Requirement: In the entries below, identify every line with the string "great" and copy it.

(Extracted data entries)
--- begin ---

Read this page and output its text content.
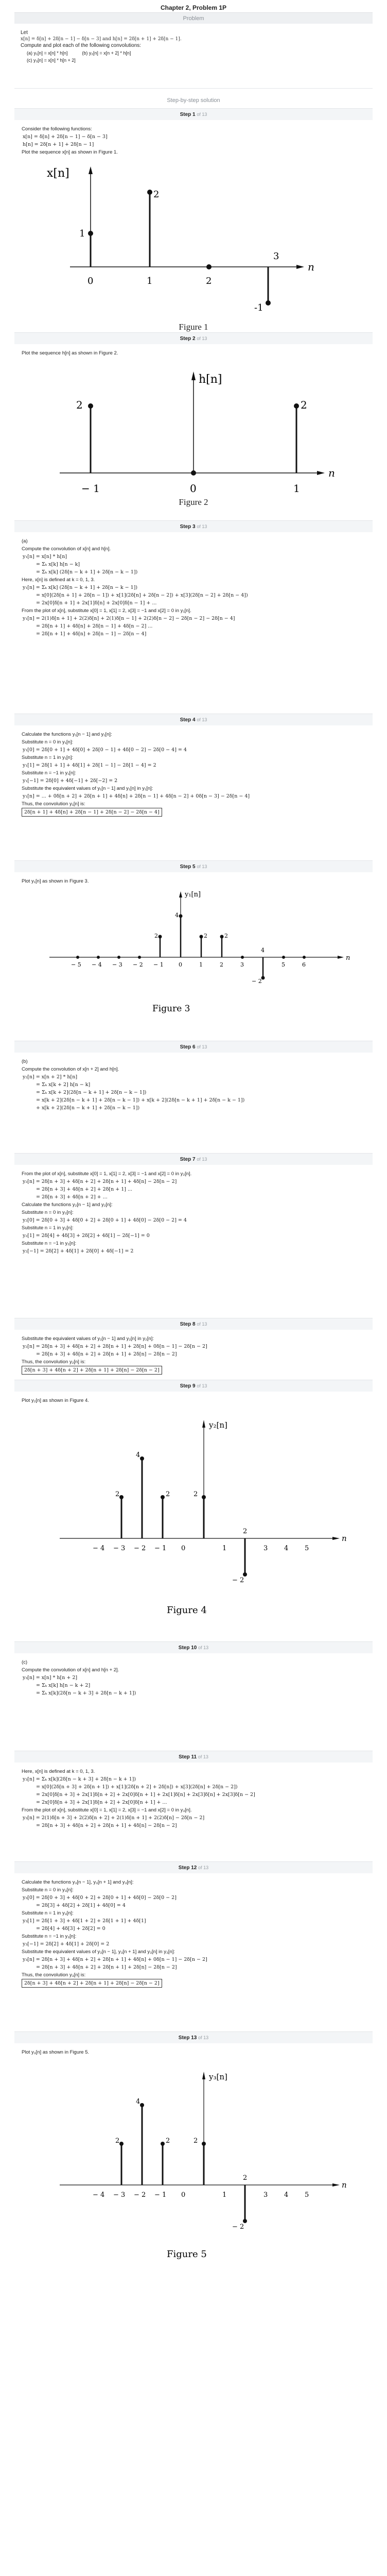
Chapter 2, Problem 1P
Problem
Let
x[n] = δ[n] + 2δ[n − 1] − δ[n − 3] and h[n] = 2δ[n + 1] + 2δ[n − 1].
Compute and plot each of the following convolutions:
(a) y₁[n] = x[n] * h[n]	(b) y₂[n] = x[n + 2] * h[n]
(c) y₃[n] = x[n] * h[n + 2]
Step-by-step solution
Step 1 of 13
Consider the following functions:
x[n] = δ[n] + 2δ[n − 1] − δ[n − 3]
h[n] = 2δ[n + 1] + 2δ[n − 1]
Plot the sequence x[n] as shown in Figure 1.
x[n]
n
1
2
-1
0	1	2
3
Figure 1
Step 2 of 13
Plot the sequence h[n] as shown in Figure 2.
h[n]
n
2	2
− 1	0	1
Figure 2
Step 3 of 13
(a)
Compute the convolution of x[n] and h[n].
y₁[n] = x[n] * h[n]
= Σₖ x[k] h[n − k]
= Σₖ x[k] (2δ[n − k + 1] + 2δ[n − k − 1])
Here, x[n] is defined at k = 0, 1, 3.
y₁[n] = Σₖ x[k] (2δ[n − k + 1] + 2δ[n − k − 1])
= x[0](2δ[n + 1] + 2δ[n − 1]) + x[1](2δ[n] + 2δ[n − 2]) + x[3](2δ[n − 2] + 2δ[n − 4])
= 2x[0]δ[n + 1] + 2x[1]δ[n] + 2x[0]δ[n − 1] + ...
From the plot of x[n], substitute x[0] = 1, x[1] = 2, x[3] = −1 and x[2] = 0 in y₁[n].
y₁[n] = 2(1)δ[n + 1] + 2(2)δ[n] + 2(1)δ[n − 1] + 2(2)δ[n − 2] − 2δ[n − 2] − 2δ[n − 4]
= 2δ[n + 1] + 4δ[n] + 2δ[n − 1] + 4δ[n − 2] ...
= 2δ[n + 1] + 4δ[n] + 2δ[n − 1] − 2δ[n − 4]
Step 4 of 13
Calculate the functions y₁[n − 1] and y₁[n]:
Substitute n = 0 in y₁[n]:
y₁[0] = 2δ[0 + 1] + 4δ[0] + 2δ[0 − 1] + 4δ[0 − 2] − 2δ[0 − 4] = 4
Substitute n = 1 in y₁[n]:
y₁[1] = 2δ[1 + 1] + 4δ[1] + 2δ[1 − 1] − 2δ[1 − 4] = 2
Substitute n = −1 in y₁[n]:
y₁[−1] = 2δ[0] + 4δ[−1] + 2δ[−2] = 2
Substitute the equivalent values of y₁[n − 1] and y₁[n] in y₁[n]:
y₁[n] = ... + 0δ[n + 2] + 2δ[n + 1] + 4δ[n] + 2δ[n − 1] + 4δ[n − 2] + 0δ[n − 3] − 2δ[n − 4]
Thus, the convolution y₁[n] is:
2δ[n + 1] + 4δ[n] + 2δ[n − 1] + 2δ[n − 2] − 2δ[n − 4]
Step 5 of 13
Plot y₁[n] as shown in Figure 3.
y₁[n]
n
2
4
2	2
− 2
− 5 − 4 − 3 − 2 − 1	0	1	2	3
4
5	6
Figure 3
Step 6 of 13
(b)
Compute the convolution of x[n + 2] and h[n].
y₂[n] = x[n + 2] * h[n]
= Σₖ x[k + 2] h[n − k]
= Σₖ x[k + 2](2δ[n − k + 1] + 2δ[n − k − 1])
= x[k + 2](2δ[n − k + 1] + 2δ[n − k − 1]) + x[k + 2](2δ[n − k + 1] + 2δ[n − k − 1])
+ x[k + 2](2δ[n − k + 1] + 2δ[n − k − 1])
Step 7 of 13
From the plot of x[n], substitute x[0] = 1, x[1] = 2, x[3] = −1 and x[2] = 0 in y₂[n].
y₂[n] = 2δ[n + 3] + 4δ[n + 2] + 2δ[n + 1] + 4δ[n] − 2δ[n − 2]
= 2δ[n + 3] + 4δ[n + 2] + 2δ[n + 1] ...
= 2δ[n + 3] + 4δ[n + 2] + ...
Calculate the functions y₂[n − 1] and y₂[n]:
Substitute n = 0 in y₂[n]:
y₂[0] = 2δ[0 + 3] + 4δ[0 + 2] + 2δ[0 + 1] + 4δ[0] − 2δ[0 − 2] = 4
Substitute n = 1 in y₂[n]:
y₂[1] = 2δ[4] + 4δ[3] + 2δ[2] + 4δ[1] − 2δ[−1] = 0
Substitute n = −1 in y₂[n]:
y₂[−1] = 2δ[2] + 4δ[1] + 2δ[0] + 4δ[−1] = 2
Step 8 of 13
Substitute the equivalent values of y₂[n − 1] and y₂[n] in y₂[n]:
y₂[n] = 2δ[n + 3] + 4δ[n + 2] + 2δ[n + 1] + 2δ[n] + 0δ[n − 1] − 2δ[n − 2]
= 2δ[n + 3] + 4δ[n + 2] + 2δ[n + 1] + 2δ[n] − 2δ[n − 2]
Thus, the convolution y₂[n] is:
2δ[n + 3] + 4δ[n + 2] + 2δ[n + 1] + 2δ[n] − 2δ[n − 2]
Step 9 of 13
Plot y₂[n] as shown in Figure 4.
y₂[n]
n
2
4
2	2
− 2
− 4 − 3 − 2 − 1 0	1
2
3 4 5
Figure 4
Step 10 of 13
(c)
Compute the convolution of x[n] and h[n + 2].
y₃[n] = x[n] * h[n + 2]
= Σₖ x[k] h[n − k + 2]
= Σₖ x[k](2δ[n − k + 3] + 2δ[n − k + 1])
Step 11 of 13
Here, x[n] is defined at k = 0, 1, 3.
y₃[n] = Σₖ x[k](2δ[n − k + 3] + 2δ[n − k + 1])
= x[0](2δ[n + 3] + 2δ[n + 1]) + x[1](2δ[n + 2] + 2δ[n]) + x[3](2δ[n] + 2δ[n − 2])
= 2x[0]δ[n + 3] + 2x[1]δ[n + 2] + 2x[0]δ[n + 1] + 2x[1]δ[n] + 2x[3]δ[n] + 2x[3]δ[n − 2]
= 2x[0]δ[n + 3] + 2x[1]δ[n + 2] + 2x[0]δ[n + 1] + ...
From the plot of x[n], substitute x[0] = 1, x[1] = 2, x[3] = −1 and x[2] = 0 in y₃[n].
y₃[n] = 2(1)δ[n + 3] + 2(2)δ[n + 2] + 2(1)δ[n + 1] + 2(2)δ[n] − 2δ[n − 2]
= 2δ[n + 3] + 4δ[n + 2] + 2δ[n + 1] + 4δ[n] − 2δ[n − 2]
Step 12 of 13
Calculate the functions y₃[n − 1], y₃[n + 1] and y₃[n]:
Substitute n = 0 in y₃[n]:
y₃[0] = 2δ[0 + 3] + 4δ[0 + 2] + 2δ[0 + 1] + 4δ[0] − 2δ[0 − 2]
= 2δ[3] + 4δ[2] + 2δ[1] + 4δ[0] = 4
Substitute n = 1 in y₃[n]:
y₃[1] = 2δ[1 + 3] + 4δ[1 + 2] + 2δ[1 + 1] + 4δ[1]
= 2δ[4] + 4δ[3] + 2δ[2] = 0
Substitute n = −1 in y₃[n]:
y₃[−1] = 2δ[2] + 4δ[1] + 2δ[0] = 2
Substitute the equivalent values of y₃[n − 1], y₃[n + 1] and y₃[n] in y₃[n]:
y₃[n] = 2δ[n + 3] + 4δ[n + 2] + 2δ[n + 1] + 4δ[n] + 0δ[n − 1] − 2δ[n − 2]
= 2δ[n + 3] + 4δ[n + 2] + 2δ[n + 1] + 2δ[n] − 2δ[n − 2]
Thus, the convolution y₃[n] is:
2δ[n + 3] + 4δ[n + 2] + 2δ[n + 1] + 2δ[n] − 2δ[n − 2]
Step 13 of 13
Plot y₃[n] as shown in Figure 5.
y₃[n]
n
2
4
2	2
− 2
− 4 − 3 − 2 − 1 0	1
2
3 4 5
Figure 5
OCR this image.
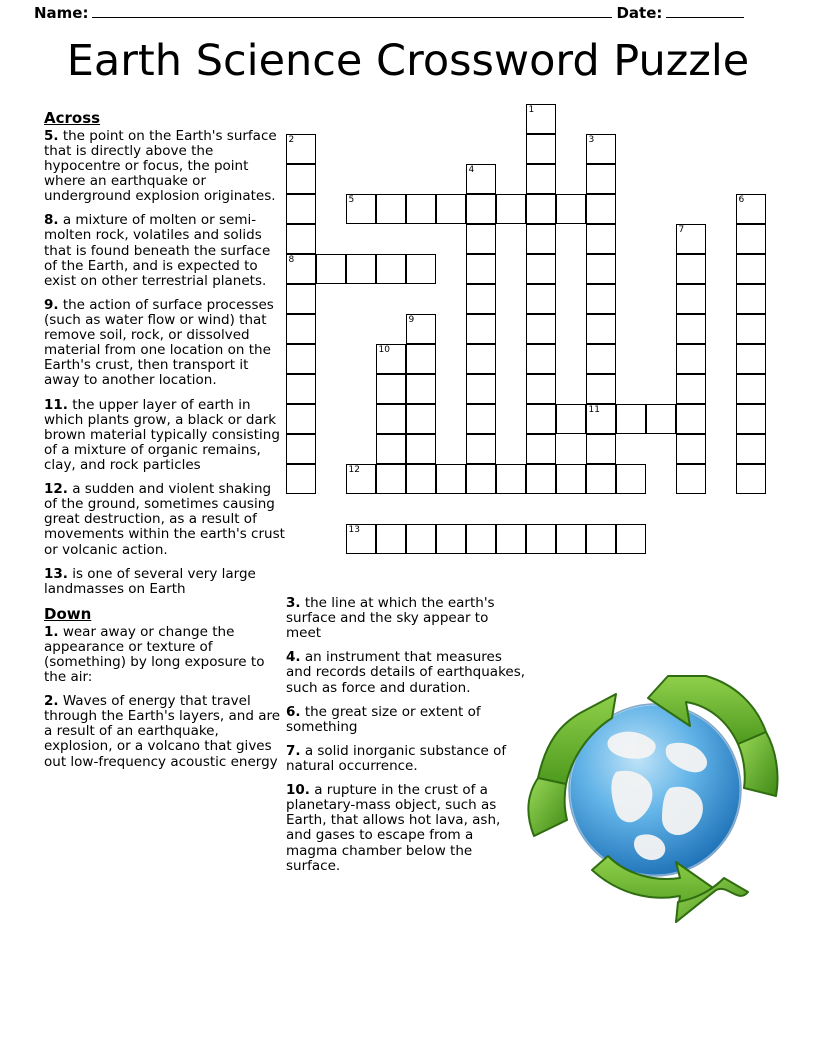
Name:	Date:
Earth Science Crossword Puzzle
Across

5. the point on the Earth's surface that is directly above the hypocentre or focus, the point where an earthquake or underground explosion originates.

8. a mixture of molten or semi-molten rock, volatiles and solids that is found beneath the surface of the Earth, and is expected to exist on other terrestrial planets.

9. the action of surface processes (such as water flow or wind) that remove soil, rock, or dissolved material from one location on the Earth's crust, then transport it away to another location.

11. the upper layer of earth in which plants grow, a black or dark brown material typically consisting of a mixture of organic remains, clay, and rock particles

12. a sudden and violent shaking of the ground, sometimes causing great destruction, as a result of movements within the earth's crust or volcanic action.

13. is one of several very large landmasses on Earth

Down

1. wear away or change the appearance or texture of (something) by long exposure to the air:

2. Waves of energy that travel through the Earth's layers, and are a result of an earthquake, explosion, or a volcano that gives out low-frequency acoustic energy

3. the line at which the earth's surface and the sky appear to meet

4. an instrument that measures and records details of earthquakes, such as force and duration.

6. the great size or extent of something

7. a solid inorganic substance of natural occurrence.

10. a rupture in the crust of a planetary-mass object, such as Earth, that allows hot lava, ash, and gases to escape from a magma chamber below the surface.

1
2	3
4
5	6
7
8
9
10
11
12
13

--- end ---

Problem solution:
12. a sudden and violent shaking of the ground, sometimes causing great destruction, as a result of movements within the earth's crust or volcanic action.
6. the great size or extent of something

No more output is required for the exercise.